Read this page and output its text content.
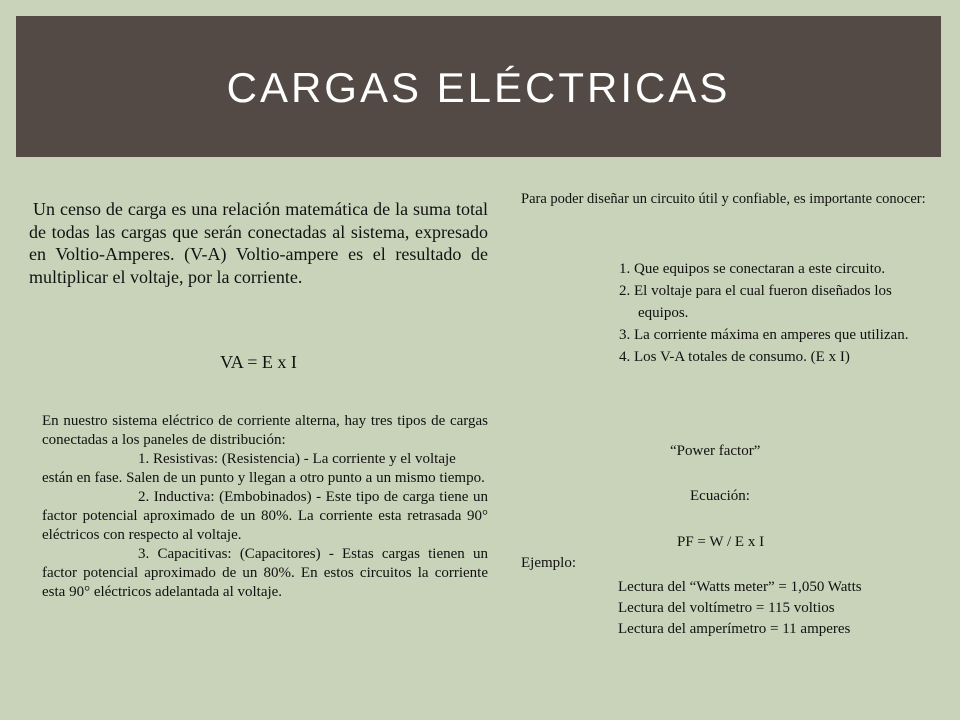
CARGAS ELÉCTRICAS

Un censo de carga es una relación matemática de la suma total de todas las cargas que serán conectadas al sistema, expresado en Voltio-Amperes. (V-A) Voltio-ampere es el resultado de multiplicar el voltaje, por la corriente.

VA = E x I

En nuestro sistema eléctrico de corriente alterna, hay tres tipos de cargas conectadas a los paneles de distribución:

1. Resistivas: (Resistencia) - La corriente y el voltaje están en fase. Salen de un punto y llegan a otro punto a un mismo tiempo.

2. Inductiva: (Embobinados) - Este tipo de carga tiene un factor potencial aproximado de un 80%. La corriente esta retrasada 90° eléctricos con respecto al voltaje.

3. Capacitivas: (Capacitores) - Estas cargas tienen un factor potencial aproximado de un 80%. En estos circuitos la corriente esta 90° eléctricos adelantada al voltaje.

Para poder diseñar un circuito útil y confiable, es importante conocer:

1. Que equipos se conectaran a este circuito.
2. El voltaje para el cual fueron diseñados los equipos.
3. La corriente máxima en amperes que utilizan.
4. Los V-A totales de consumo. (E x I)
“Power factor”
Ecuación:
PF = W / E x I
Ejemplo:
Lectura del “Watts meter” = 1,050 Watts
Lectura del voltímetro = 115 voltios
Lectura del amperímetro = 11 amperes
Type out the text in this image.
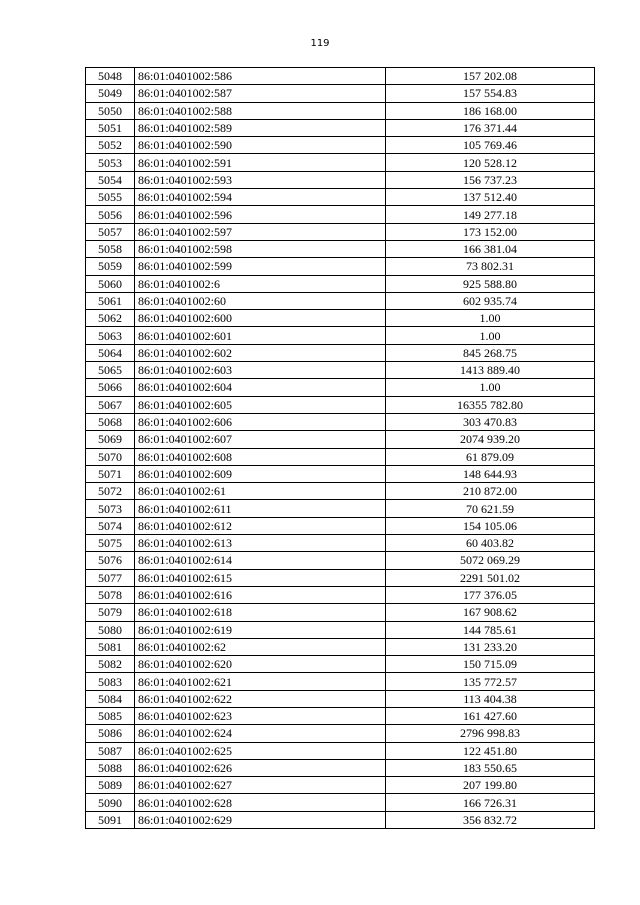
119
5048	86:01:0401002:586	157 202.08
5049	86:01:0401002:587	157 554.83
5050	86:01:0401002:588	186 168.00
5051	86:01:0401002:589	176 371.44
5052	86:01:0401002:590	105 769.46
5053	86:01:0401002:591	120 528.12
5054	86:01:0401002:593	156 737.23
5055	86:01:0401002:594	137 512.40
5056	86:01:0401002:596	149 277.18
5057	86:01:0401002:597	173 152.00
5058	86:01:0401002:598	166 381.04
5059	86:01:0401002:599	73 802.31
5060	86:01:0401002:6	925 588.80
5061	86:01:0401002:60	602 935.74
5062	86:01:0401002:600	1.00
5063	86:01:0401002:601	1.00
5064	86:01:0401002:602	845 268.75
5065	86:01:0401002:603	1413 889.40
5066	86:01:0401002:604	1.00
5067	86:01:0401002:605	16355 782.80
5068	86:01:0401002:606	303 470.83
5069	86:01:0401002:607	2074 939.20
5070	86:01:0401002:608	61 879.09
5071	86:01:0401002:609	148 644.93
5072	86:01:0401002:61	210 872.00
5073	86:01:0401002:611	70 621.59
5074	86:01:0401002:612	154 105.06
5075	86:01:0401002:613	60 403.82
5076	86:01:0401002:614	5072 069.29
5077	86:01:0401002:615	2291 501.02
5078	86:01:0401002:616	177 376.05
5079	86:01:0401002:618	167 908.62
5080	86:01:0401002:619	144 785.61
5081	86:01:0401002:62	131 233.20
5082	86:01:0401002:620	150 715.09
5083	86:01:0401002:621	135 772.57
5084	86:01:0401002:622	113 404.38
5085	86:01:0401002:623	161 427.60
5086	86:01:0401002:624	2796 998.83
5087	86:01:0401002:625	122 451.80
5088	86:01:0401002:626	183 550.65
5089	86:01:0401002:627	207 199.80
5090	86:01:0401002:628	166 726.31
5091	86:01:0401002:629	356 832.72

=== Exercise requirements ===
Reproduce all the records verbatim, excluding images.

=== Correct answer ===
Read this page and output its text content.
CARGAS ELÉCTRICAS

Un censo de carga es una relación matemática de la suma total de todas las cargas que serán conectadas al sistema, expresado en Voltio-Amperes. (V-A) Voltio-ampere es el resultado de multiplicar el voltaje, por la corriente.

VA = E x I

En nuestro sistema eléctrico de corriente alterna, hay tres tipos de cargas conectadas a los paneles de distribución:

1. Resistivas: (Resistencia) - La corriente y el voltaje están en fase. Salen de un punto y llegan a otro punto a un mismo tiempo.

2. Inductiva: (Embobinados) - Este tipo de carga tiene un factor potencial aproximado de un 80%. La corriente esta retrasada 90° eléctricos con respecto al voltaje.

3. Capacitivas: (Capacitores) - Estas cargas tienen un factor potencial aproximado de un 80%. En estos circuitos la corriente esta 90° eléctricos adelantada al voltaje.

Para poder diseñar un circuito útil y confiable, es importante conocer:

1. Que equipos se conectaran a este circuito.
2. El voltaje para el cual fueron diseñados los equipos.
3. La corriente máxima en amperes que utilizan.
4. Los V-A totales de consumo. (E x I)
“Power factor”
Ecuación:
PF = W / E x I
Ejemplo:
Lectura del “Watts meter” = 1,050 Watts
Lectura del voltímetro = 115 voltios
Lectura del amperímetro = 11 amperes
Type out the text in this image.
119
5048	86:01:0401002:586	157 202.08
5049	86:01:0401002:587	157 554.83
5050	86:01:0401002:588	186 168.00
5051	86:01:0401002:589	176 371.44
5052	86:01:0401002:590	105 769.46
5053	86:01:0401002:591	120 528.12
5054	86:01:0401002:593	156 737.23
5055	86:01:0401002:594	137 512.40
5056	86:01:0401002:596	149 277.18
5057	86:01:0401002:597	173 152.00
5058	86:01:0401002:598	166 381.04
5059	86:01:0401002:599	73 802.31
5060	86:01:0401002:6	925 588.80
5061	86:01:0401002:60	602 935.74
5062	86:01:0401002:600	1.00
5063	86:01:0401002:601	1.00
5064	86:01:0401002:602	845 268.75
5065	86:01:0401002:603	1413 889.40
5066	86:01:0401002:604	1.00
5067	86:01:0401002:605	16355 782.80
5068	86:01:0401002:606	303 470.83
5069	86:01:0401002:607	2074 939.20
5070	86:01:0401002:608	61 879.09
5071	86:01:0401002:609	148 644.93
5072	86:01:0401002:61	210 872.00
5073	86:01:0401002:611	70 621.59
5074	86:01:0401002:612	154 105.06
5075	86:01:0401002:613	60 403.82
5076	86:01:0401002:614	5072 069.29
5077	86:01:0401002:615	2291 501.02
5078	86:01:0401002:616	177 376.05
5079	86:01:0401002:618	167 908.62
5080	86:01:0401002:619	144 785.61
5081	86:01:0401002:62	131 233.20
5082	86:01:0401002:620	150 715.09
5083	86:01:0401002:621	135 772.57
5084	86:01:0401002:622	113 404.38
5085	86:01:0401002:623	161 427.60
5086	86:01:0401002:624	2796 998.83
5087	86:01:0401002:625	122 451.80
5088	86:01:0401002:626	183 550.65
5089	86:01:0401002:627	207 199.80
5090	86:01:0401002:628	166 726.31
5091	86:01:0401002:629	356 832.72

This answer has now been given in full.